WHAT IS EXPECTED >> Update the records below by replacing every "legend-swatch" with "legend-marker" and leaving all other text unchanged.

EXERCISE INPUT >>

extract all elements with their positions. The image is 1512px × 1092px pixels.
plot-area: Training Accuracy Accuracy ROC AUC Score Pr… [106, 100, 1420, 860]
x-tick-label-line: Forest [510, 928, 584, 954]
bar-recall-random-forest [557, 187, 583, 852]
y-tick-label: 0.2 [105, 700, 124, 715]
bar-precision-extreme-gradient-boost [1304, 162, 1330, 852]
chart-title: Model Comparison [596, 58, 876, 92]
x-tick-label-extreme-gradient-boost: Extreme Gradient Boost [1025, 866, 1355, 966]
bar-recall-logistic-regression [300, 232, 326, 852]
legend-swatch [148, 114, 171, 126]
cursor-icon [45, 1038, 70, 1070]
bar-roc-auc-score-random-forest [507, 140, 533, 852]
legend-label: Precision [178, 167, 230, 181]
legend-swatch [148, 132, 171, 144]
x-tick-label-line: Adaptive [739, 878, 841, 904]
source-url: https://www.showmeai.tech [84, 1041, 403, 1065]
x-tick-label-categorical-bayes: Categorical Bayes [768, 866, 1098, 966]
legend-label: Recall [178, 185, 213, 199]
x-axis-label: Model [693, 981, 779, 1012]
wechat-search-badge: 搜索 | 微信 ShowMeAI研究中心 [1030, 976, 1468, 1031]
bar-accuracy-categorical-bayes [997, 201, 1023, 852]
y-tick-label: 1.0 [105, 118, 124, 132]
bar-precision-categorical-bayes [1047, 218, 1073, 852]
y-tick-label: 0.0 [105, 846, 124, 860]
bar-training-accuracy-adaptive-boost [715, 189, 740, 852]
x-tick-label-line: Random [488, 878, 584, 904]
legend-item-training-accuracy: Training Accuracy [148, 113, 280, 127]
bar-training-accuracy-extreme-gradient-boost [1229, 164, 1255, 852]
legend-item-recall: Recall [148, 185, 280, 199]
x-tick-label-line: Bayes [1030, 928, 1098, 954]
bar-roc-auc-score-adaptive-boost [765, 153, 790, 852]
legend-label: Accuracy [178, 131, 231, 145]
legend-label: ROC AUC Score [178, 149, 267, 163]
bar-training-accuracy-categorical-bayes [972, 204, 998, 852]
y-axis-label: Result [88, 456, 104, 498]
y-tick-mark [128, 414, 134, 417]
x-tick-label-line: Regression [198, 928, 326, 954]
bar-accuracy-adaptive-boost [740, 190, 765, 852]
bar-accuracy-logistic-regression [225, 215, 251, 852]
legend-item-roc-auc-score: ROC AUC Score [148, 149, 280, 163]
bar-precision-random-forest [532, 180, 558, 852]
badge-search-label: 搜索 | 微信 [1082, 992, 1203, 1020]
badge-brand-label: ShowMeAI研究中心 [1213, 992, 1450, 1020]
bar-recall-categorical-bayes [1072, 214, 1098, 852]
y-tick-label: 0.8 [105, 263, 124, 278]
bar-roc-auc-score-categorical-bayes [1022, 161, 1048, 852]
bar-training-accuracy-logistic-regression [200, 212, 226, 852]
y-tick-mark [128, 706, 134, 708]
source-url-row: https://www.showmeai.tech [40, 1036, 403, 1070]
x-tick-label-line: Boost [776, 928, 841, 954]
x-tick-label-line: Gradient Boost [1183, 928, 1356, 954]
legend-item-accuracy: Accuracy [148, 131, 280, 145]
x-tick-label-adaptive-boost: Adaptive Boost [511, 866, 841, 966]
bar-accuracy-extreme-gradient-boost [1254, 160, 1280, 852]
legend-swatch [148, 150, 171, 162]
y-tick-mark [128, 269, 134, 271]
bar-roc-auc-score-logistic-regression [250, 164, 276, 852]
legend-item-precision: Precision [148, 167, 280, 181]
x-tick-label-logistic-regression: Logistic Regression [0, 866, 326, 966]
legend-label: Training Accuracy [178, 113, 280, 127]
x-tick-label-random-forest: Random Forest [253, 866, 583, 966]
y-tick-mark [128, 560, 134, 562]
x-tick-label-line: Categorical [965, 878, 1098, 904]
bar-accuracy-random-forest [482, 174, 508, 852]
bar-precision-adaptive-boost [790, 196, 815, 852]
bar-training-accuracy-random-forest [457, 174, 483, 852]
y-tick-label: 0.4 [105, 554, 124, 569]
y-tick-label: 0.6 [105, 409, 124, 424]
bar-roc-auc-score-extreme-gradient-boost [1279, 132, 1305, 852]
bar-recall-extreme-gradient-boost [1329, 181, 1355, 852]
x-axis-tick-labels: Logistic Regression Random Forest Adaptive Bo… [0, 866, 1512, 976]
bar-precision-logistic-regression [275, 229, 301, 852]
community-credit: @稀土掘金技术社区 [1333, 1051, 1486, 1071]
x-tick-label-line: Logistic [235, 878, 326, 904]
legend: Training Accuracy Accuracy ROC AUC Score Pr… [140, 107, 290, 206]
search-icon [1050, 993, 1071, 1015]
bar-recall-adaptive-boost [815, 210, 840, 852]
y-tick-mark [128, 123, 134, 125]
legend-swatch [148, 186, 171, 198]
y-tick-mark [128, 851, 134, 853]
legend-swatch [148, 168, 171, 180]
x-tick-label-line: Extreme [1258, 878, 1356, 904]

OUTPUT BELOW >>
extract all elements with their positions. The image is 1512px × 1092px pixels.
plot-area: Training Accuracy Accuracy ROC AUC Score Pr… [106, 100, 1420, 860]
x-tick-label-line: Forest [510, 928, 584, 954]
bar-recall-random-forest [557, 187, 583, 852]
y-tick-label: 0.2 [105, 700, 124, 715]
bar-precision-extreme-gradient-boost [1304, 162, 1330, 852]
chart-title: Model Comparison [596, 58, 876, 92]
x-tick-label-extreme-gradient-boost: Extreme Gradient Boost [1025, 866, 1355, 966]
bar-recall-logistic-regression [300, 232, 326, 852]
legend-marker [148, 114, 171, 126]
cursor-icon [45, 1038, 70, 1070]
bar-roc-auc-score-random-forest [507, 140, 533, 852]
legend-label: Precision [178, 167, 230, 181]
legend-marker [148, 132, 171, 144]
x-tick-label-line: Adaptive [739, 878, 841, 904]
source-url: https://www.showmeai.tech [84, 1041, 403, 1065]
x-tick-label-categorical-bayes: Categorical Bayes [768, 866, 1098, 966]
legend-label: Recall [178, 185, 213, 199]
x-axis-label: Model [693, 981, 779, 1012]
wechat-search-badge: 搜索 | 微信 ShowMeAI研究中心 [1030, 976, 1468, 1031]
bar-accuracy-categorical-bayes [997, 201, 1023, 852]
y-tick-label: 1.0 [105, 118, 124, 132]
bar-precision-categorical-bayes [1047, 218, 1073, 852]
y-tick-label: 0.0 [105, 846, 124, 860]
bar-training-accuracy-adaptive-boost [715, 189, 740, 852]
x-tick-label-line: Random [488, 878, 584, 904]
legend-item-training-accuracy: Training Accuracy [148, 113, 280, 127]
bar-training-accuracy-extreme-gradient-boost [1229, 164, 1255, 852]
legend-item-recall: Recall [148, 185, 280, 199]
x-tick-label-line: Bayes [1030, 928, 1098, 954]
bar-roc-auc-score-adaptive-boost [765, 153, 790, 852]
legend-label: Accuracy [178, 131, 231, 145]
legend-label: ROC AUC Score [178, 149, 267, 163]
bar-training-accuracy-categorical-bayes [972, 204, 998, 852]
y-axis-label: Result [88, 456, 104, 498]
y-tick-mark [128, 414, 134, 417]
x-tick-label-line: Regression [198, 928, 326, 954]
bar-accuracy-adaptive-boost [740, 190, 765, 852]
bar-accuracy-logistic-regression [225, 215, 251, 852]
legend-item-roc-auc-score: ROC AUC Score [148, 149, 280, 163]
bar-precision-random-forest [532, 180, 558, 852]
badge-search-label: 搜索 | 微信 [1082, 992, 1203, 1020]
badge-brand-label: ShowMeAI研究中心 [1213, 992, 1450, 1020]
bar-recall-categorical-bayes [1072, 214, 1098, 852]
y-tick-label: 0.8 [105, 263, 124, 278]
bar-roc-auc-score-categorical-bayes [1022, 161, 1048, 852]
bar-training-accuracy-logistic-regression [200, 212, 226, 852]
y-tick-mark [128, 706, 134, 708]
source-url-row: https://www.showmeai.tech [40, 1036, 403, 1070]
x-tick-label-line: Boost [776, 928, 841, 954]
x-tick-label-line: Gradient Boost [1183, 928, 1356, 954]
legend-item-accuracy: Accuracy [148, 131, 280, 145]
x-tick-label-adaptive-boost: Adaptive Boost [511, 866, 841, 966]
bar-accuracy-extreme-gradient-boost [1254, 160, 1280, 852]
legend-marker [148, 150, 171, 162]
y-tick-mark [128, 269, 134, 271]
bar-roc-auc-score-logistic-regression [250, 164, 276, 852]
legend-item-precision: Precision [148, 167, 280, 181]
x-tick-label-logistic-regression: Logistic Regression [0, 866, 326, 966]
legend-label: Training Accuracy [178, 113, 280, 127]
x-tick-label-random-forest: Random Forest [253, 866, 583, 966]
y-tick-mark [128, 560, 134, 562]
x-tick-label-line: Categorical [965, 878, 1098, 904]
bar-accuracy-random-forest [482, 174, 508, 852]
bar-precision-adaptive-boost [790, 196, 815, 852]
bar-training-accuracy-random-forest [457, 174, 483, 852]
y-tick-label: 0.4 [105, 554, 124, 569]
y-tick-label: 0.6 [105, 409, 124, 424]
bar-roc-auc-score-extreme-gradient-boost [1279, 132, 1305, 852]
bar-recall-extreme-gradient-boost [1329, 181, 1355, 852]
x-axis-tick-labels: Logistic Regression Random Forest Adaptive Bo… [0, 866, 1512, 976]
bar-precision-logistic-regression [275, 229, 301, 852]
community-credit: @稀土掘金技术社区 [1333, 1051, 1486, 1071]
x-tick-label-line: Logistic [235, 878, 326, 904]
legend: Training Accuracy Accuracy ROC AUC Score Pr… [140, 107, 290, 206]
search-icon [1050, 993, 1071, 1015]
bar-recall-adaptive-boost [815, 210, 840, 852]
y-tick-mark [128, 123, 134, 125]
legend-marker [148, 186, 171, 198]
y-tick-mark [128, 851, 134, 853]
legend-marker [148, 168, 171, 180]
x-tick-label-line: Extreme [1258, 878, 1356, 904]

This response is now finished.